**Task**: Retype exactly and only the lines from the one that contains "Type out the text in this image." through the final line of the data; pictures are left out.
BEGIN Data for this task
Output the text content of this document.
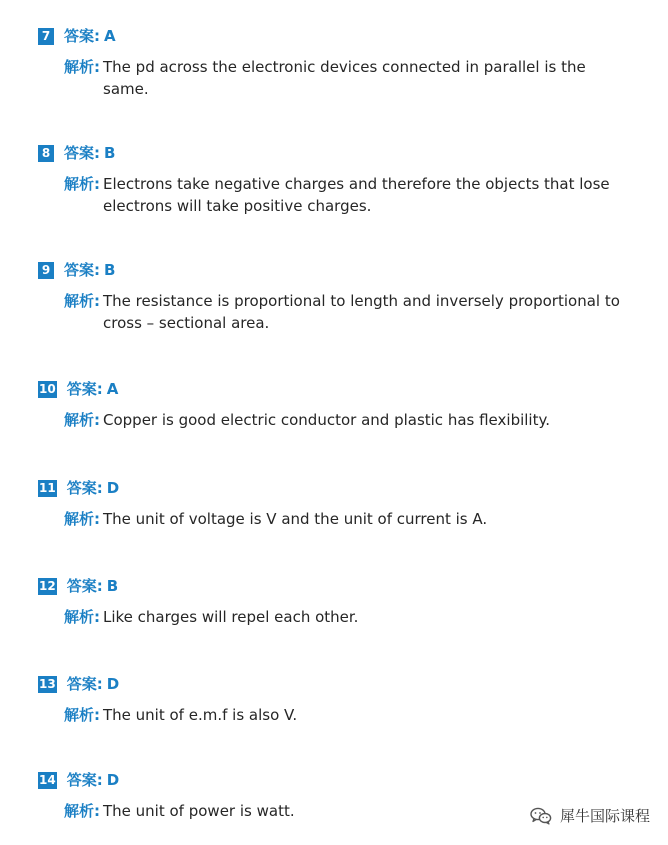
7 答案: A
解析: The pd across the electronic devices connected in parallel is the same.
8 答案: B
解析: Electrons take negative charges and therefore the objects that lose electrons will take positive charges.
9 答案: B
解析: The resistance is proportional to length and inversely proportional to cross – sectional area.
10 答案: A
解析: Copper is good electric conductor and plastic has flexibility.
11 答案: D
解析: The unit of voltage is V and the unit of current is A.
12 答案: B
解析: Like charges will repel each other.
13 答案: D
解析: The unit of e.m.f is also V.
14 答案: D
解析: The unit of power is watt.	犀牛国际课程
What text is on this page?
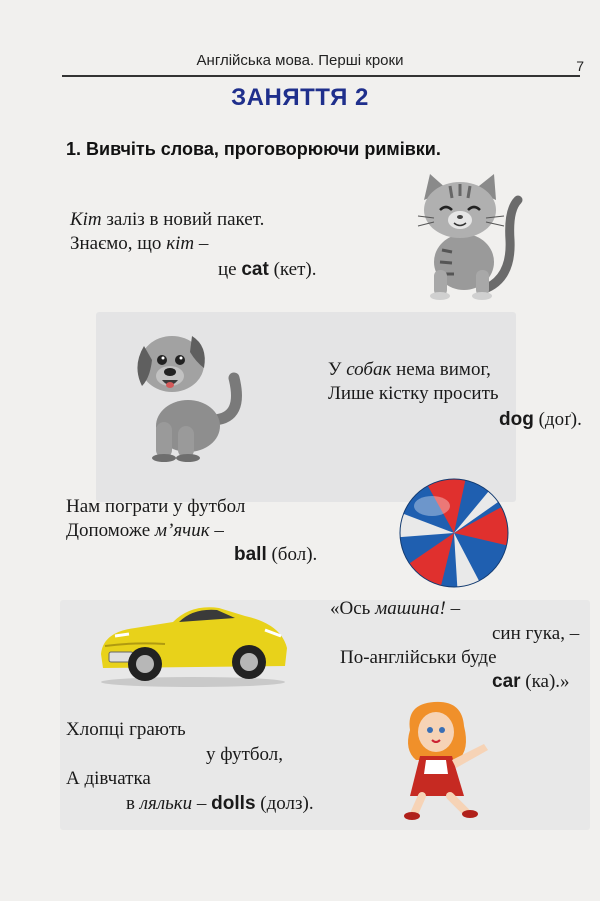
Англійська мова. Перші кроки	7
ЗАНЯТТЯ 2
1. Вивчіть слова, проговорюючи римівки.
Кіт заліз в новий пакет.
Знаємо, що кіт –
це cat (кет).
У собак нема вимог,
Лише кістку просить
dog (доґ).
Нам пограти у футбол
Допоможе м’ячик –
ball (бол).
«Ось машина! –
син гука, –
По-англійськи буде
car (ка).»
Хлопці грають
у футбол,
А дівчатка
в ляльки – dolls (долз).
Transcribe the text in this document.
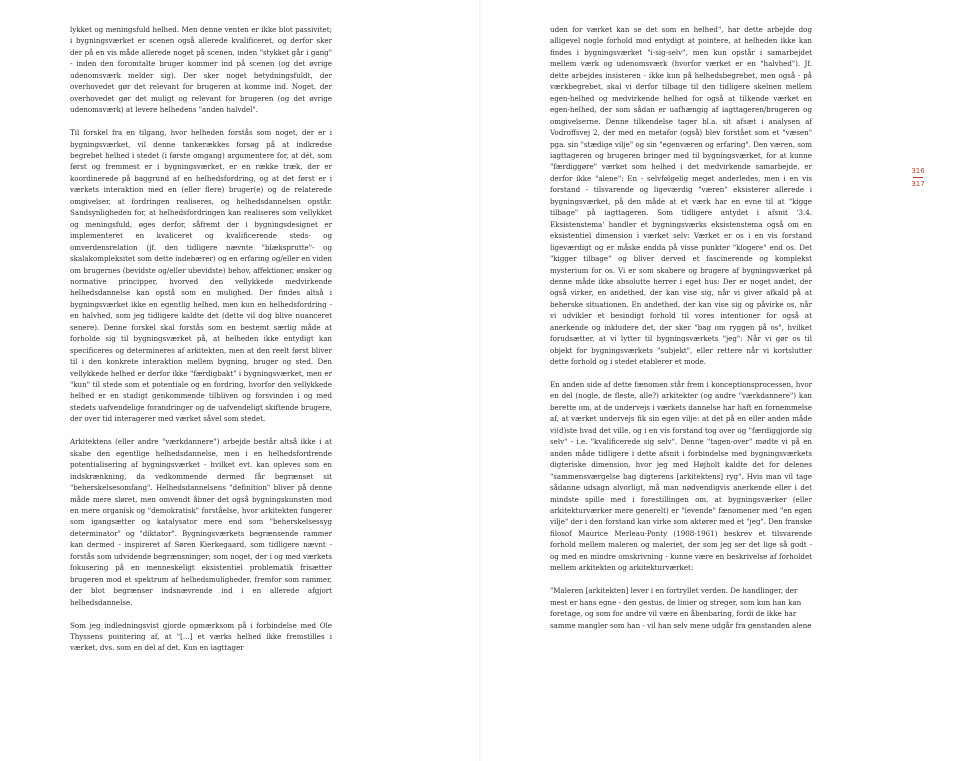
lykket og meningsfuld helhed. Men denne venten er ikke blot passivitet; i bygningsværket er scenen også allerede kvalificeret, og derfor sker der på en vis måde allerede noget på scenen, inden "stykket går i gang" - inden den foromtalte bruger kommer ind på scenen (og det øvrige udenomsværk melder sig). Der sker noget betydningsfuldt, der overhovedet gør det relevant for brugeren at komme ind. Noget, der overhovedet gør det muligt og relevant for brugeren (og det øvrige udenomsværk) at levere helhedens "anden halvdel".

Til forskel fra en tilgang, hvor helheden forstås som noget, der er i bygningsværket, vil denne tankerækkes forsøg på at indkredse begrebet helhed i stedet (i første omgang) argumentere for, at dét, som først og fremmest er i bygningsværket, er en række træk, der er koordinerede på baggrund af en helhedsfordring, og at det først er i værkets interaktion med en (eller flere) bruger(e) og de relaterede omgivelser, at fordringen realiseres, og helhedsdannelsen opstår. Sandsynligheden for, at helhedsfordringen kan realiseres som vellykket og meningsfuld, øges derfor, såfremt der i bygningsdesignet er implementeret en kvaliceret og kvalificerende steds- og omverdensrelation (jf. den tidligere nævnte "blæksprutte"- og skalakompleksitet som dette indebærer) og en erfaring og/eller en viden om brugernes (bevidste og/eller ubevidste) behov, affektioner, ønsker og normative principper, hvorved den vellykkede medvirkende helhedsdannelse kan opstå som en mulighed. Der findes altså i bygningsværket ikke en egentlig helhed, men kun en helhedsfordring - en halvhed, som jeg tidligere kaldte det (dette vil dog blive nuanceret senere). Denne forskel skal forstås som en bestemt særlig måde at forholde sig til bygningsværket på, at helheden ikke entydigt kan specificeres og determineres af arkitekten, men at den reelt først bliver til i den konkrete interaktion mellem bygning, bruger og sted. Den vellykkede helhed er derfor ikke "færdigbakt" i bygningsværket, men er "kun" til stede som et potentiale og en fordring, hvorfor den vellykkede helhed er en stadigt genkommende tilbliven og forsvinden i og med stedets uafvendelige forandringer og de uafvendeligt skiftende brugere, der over tid interagerer med værket såvel som stedet.

Arkitektens (eller andre "værkdannere") arbejde består altså ikke i at skabe den egentlige helhedsdannelse, men i en helhedsfordrende potentialisering af bygningsværket - hvilket evt. kan opleves som en indskrænkning, da vedkommende dermed får begrænset sit "beherskelsesomfang". Helhedsdannelsens "definition" bliver på denne måde mere sløret, men omvendt åbner det også bygningskunsten mod en mere organisk og "demokratisk" forståelse, hvor arkitekten fungerer som igangsætter og katalysator mere end som "beherskelsessyg determinator" og "diktator". Bygningsværkets begrænsende rammer kan dermed - inspireret af Søren Kierkegaard, som tidligere nævnt - forstås som udvidende begrænsninger; som noget, der i og med værkets fokusering på en menneskeligt eksistentiel problematik frisætter brugeren mod et spektrum af helhedsmuligheder, fremfor som rammer, der blot begrænser indsnævrende ind i en allerede afgjort helhedsdannelse.

Som jeg indledningsvist gjorde opmærksom på i forbindelse med Ole Thyssens pointering af, at "[...] et værks helhed ikke fremstilles i værket, dvs. som en del af det. Kun en iagttager

uden for værket kan se det som en helhed", har dette arbejde dog alligevel nogle forhold mod entydigt at pointere, at helheden ikke kan findes i bygningsværket "i-sig-selv", men kun opstår i samarbejdet mellem værk og udenomsværk (hvorfor værket er en "halvhed"). Jf. dette arbejdes insisteren - ikke kun på helhedsbegrebet, men også - på værkbegrebet, skal vi derfor tilbage til den tidligere skelnen mellem egen-helhed og medvirkende helhed for også at tilkende værket en egen-helhed, der som sådan er uafhængig af iagttageren/brugeren og omgivelserne. Denne tilkendelse tager bl.a. sit afsæt i analysen af Vodroffsvej 2, der med en metafor (også) blev forstået som et "væsen" pga. sin "stædige vilje" og sin "egenværen og erfaring". Den væren, som iagttageren og brugeren bringer med til bygningsværket, for at kunne "færdiggøre" værket som helhed i det medvirkende samarbejde, er derfor ikke "alene": En - selvfølgelig meget anderledes, men i en vis forstand - tilsvarende og ligeværdig "væren" eksisterer allerede i bygningsværket, på den måde at et værk har en evne til at "kigge tilbage" på iagttageren. Som tidligere antydet i afsnit '3.4. Eksistenstema' handler et bygningsværks eksistenstema også om en eksistentiel dimension i værket selv: Værket er os i en vis forstand ligeværdigt og er måske endda på visse punkter "klogere" end os. Det "kigger tilbage" og bliver derved et fascinerende og komplekst mysterium for os. Vi er som skabere og brugere af bygningsværket på denne måde ikke absolutte herrer i eget hus: Der er noget andet, der også virker, en andethed, der kan vise sig, når vi giver afkald på at beherske situationen. En andethed, der kan vise sig og påvirke os, når vi udvikler et besindigt forhold til vores intentioner for også at anerkende og inkludere det, der sker "bag om ryggen på os", hvilket forudsætter, at vi lytter til bygningsværkets "jeg": Når vi gør os til objekt for bygningsværkets "subjekt", eller rettere når vi kortslutter dette forhold og i stedet etablerer et mode.

En anden side af dette fænomen står frem i konceptionsprocessen, hvor en del (nogle, de fleste, alle?) arkitekter (og andre "værkdannere") kan berette om, at de undervejs i værkets dannelse har haft en fornemmelse af, at værket undervejs fik sin egen vilje: at det på en eller anden måde vi(d)ste hvad det ville, og i en vis forstand tog over og "færdiggjorde sig selv" - i.e. "kvalificerede sig selv". Denne "tagen-over" mødte vi på en anden måde tidligere i dette afsnit i forbindelse med bygningsværkets digteriske dimension, hvor jeg med Højholt kaldte det for delenes "sammensværgelse bag digterens [arkitektens] ryg". Hvis man vil tage sådanne udsagn alvorligt, må man nødvendigvis anerkende eller i det mindste spille med i forestillingen om, at bygningsværker (eller arkitekturværker mere generelt) er "levende" fænomener med "en egen vilje" der i den forstand kan virke som aktører med et "jeg". Den franske filosof Maurice Merleau-Ponty (1908-1961) beskrev et tilsvarende forhold mellem maleren og maleriet, der som jeg ser det lige så godt - og med en mindre omskrivning - kunne være en beskrivelse af forholdet mellem arkitekten og arkitekturværket:

"Maleren [arkitekten] lever i en fortryllet verden. De handlinger, der mest er hans egne - den gestus, de linier og streger, som kun han kan foretage, og som for andre vil være en åbenbaring, fordi de ikke har samme mangler som han - vil han selv mene udgår fra genstanden alene

316
317
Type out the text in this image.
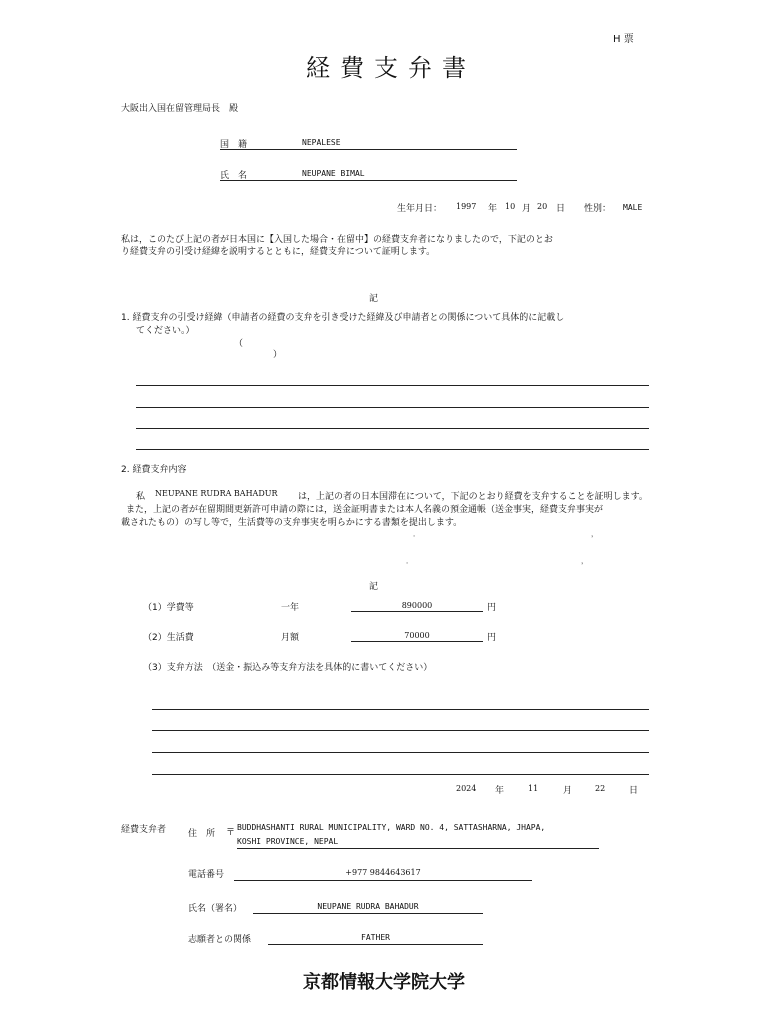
H 票
経費支弁書
大阪出入国在留管理局長　殿
国　籍	NEPALESE
氏　名	NEUPANE BIMAL
生年月日： 1997 年 10 月 20 日 性別： MALE
私は，このたび上記の者が日本国に【入国した場合・在留中】の経費支弁者になりましたので，下記のとお
り経費支弁の引受け経緯を説明するとともに，経費支弁について証明します。
記
1. 経費支弁の引受け経緯（申請者の経費の支弁を引き受けた経緯及び申請者との関係について具体的に記載し
てください。）
（
）
2. 経費支弁内容
私 NEUPANE RUDRA BAHADUR は，上記の者の日本国滞在について，下記のとおり経費を支弁することを証明します。
また，上記の者が在留期間更新許可申請の際には，送金証明書または本人名義の預金通帳（送金事実，経費支弁事実が
載されたもの）の写し等で，生活費等の支弁事実を明らかにする書類を提出します。
．	，
．	，
記
（1）学費等	一年	890000	円
（2）生活費	月額	70000	円
（3）支弁方法　（送金・振込み等支弁方法を具体的に書いてください）
2024 年	11	月	22	日
経費支弁者 住　所 〒
BUDDHASHANTI RURAL MUNICIPALITY, WARD NO. 4, SATTASHARNA, JHAPA,
KOSHI PROVINCE, NEPAL
電話番号	+977 9844643617
氏名（署名）	NEUPANE RUDRA BAHADUR
志願者との関係	FATHER
京都情報大学院大学
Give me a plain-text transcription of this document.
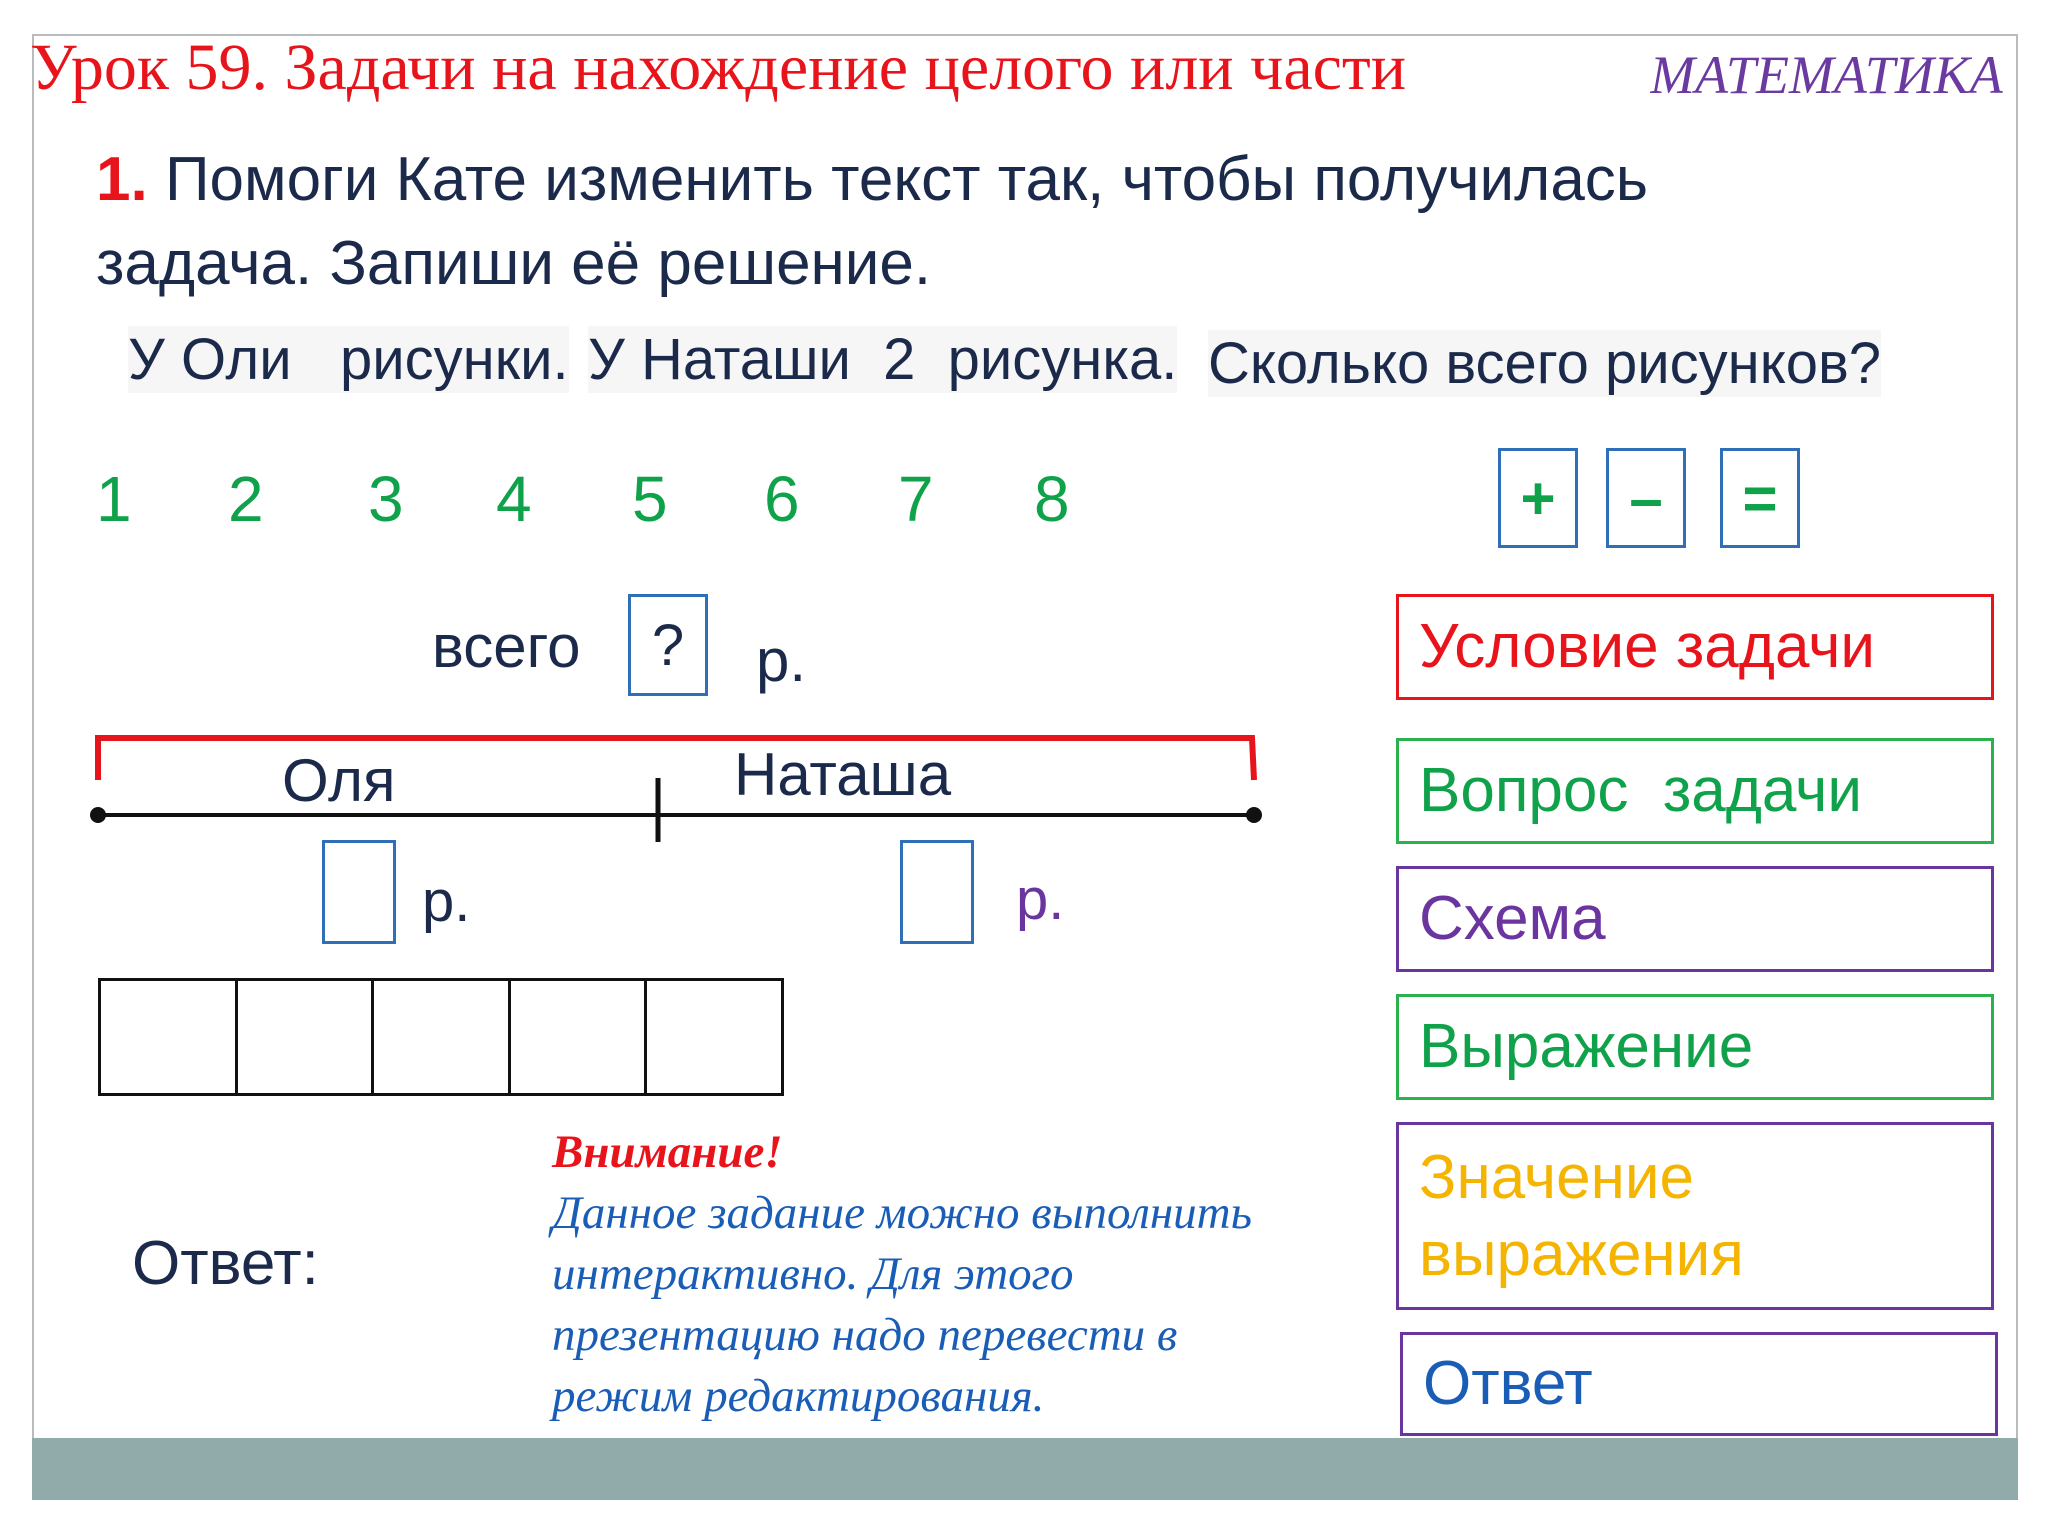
Урок 59. Задачи на нахождение целого или части	МАТЕМАТИКА
1. Помоги Кате изменить текст так, чтобы получилась
задача. Запиши её решение.
У Оли   рисунки. У Наташи  2  рисунка. Сколько всего рисунков?
1 2 3 4 5 6 7 8	+	–	=
всего ? р.
Оля	Наташа
р.	р.
Ответ:
Внимание!
Данное задание можно выполнить
интерактивно. Для этого
презентацию надо перевести в
режим редактирования.
Условие задачи
Вопрос  задачи
Схема
Выражение
Значение
выражения
Ответ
END Data for this task
**Answer to this exercise**:
Type out the text in this image.
H 票
経費支弁書
大阪出入国在留管理局長　殿
国　籍	NEPALESE
氏　名	NEUPANE BIMAL
生年月日： 1997 年 10 月 20 日 性別： MALE
私は，このたび上記の者が日本国に【入国した場合・在留中】の経費支弁者になりましたので，下記のとお
り経費支弁の引受け経緯を説明するとともに，経費支弁について証明します。
記
1. 経費支弁の引受け経緯（申請者の経費の支弁を引き受けた経緯及び申請者との関係について具体的に記載し
てください。）
（
）
2. 経費支弁内容
私 NEUPANE RUDRA BAHADUR は，上記の者の日本国滞在について，下記のとおり経費を支弁することを証明します。
また，上記の者が在留期間更新許可申請の際には，送金証明書または本人名義の預金通帳（送金事実，経費支弁事実が
載されたもの）の写し等で，生活費等の支弁事実を明らかにする書類を提出します。
．	，
．	，
記
（1）学費等	一年	890000	円
（2）生活費	月額	70000	円
（3）支弁方法　（送金・振込み等支弁方法を具体的に書いてください）
2024 年	11	月	22	日
経費支弁者 住　所 〒
BUDDHASHANTI RURAL MUNICIPALITY, WARD NO. 4, SATTASHARNA, JHAPA,
KOSHI PROVINCE, NEPAL
電話番号	+977 9844643617
氏名（署名）	NEUPANE RUDRA BAHADUR
志願者との関係	FATHER
京都情報大学院大学
Give me a plain-text transcription of this document.
Урок 59. Задачи на нахождение целого или части	МАТЕМАТИКА
1. Помоги Кате изменить текст так, чтобы получилась
задача. Запиши её решение.
У Оли   рисунки. У Наташи  2  рисунка. Сколько всего рисунков?
1 2 3 4 5 6 7 8	+	–	=
всего ? р.
Оля	Наташа
р.	р.
Ответ:
Внимание!
Данное задание можно выполнить
интерактивно. Для этого
презентацию надо перевести в
режим редактирования.
Условие задачи
Вопрос  задачи
Схема
Выражение
Значение
выражения
Ответ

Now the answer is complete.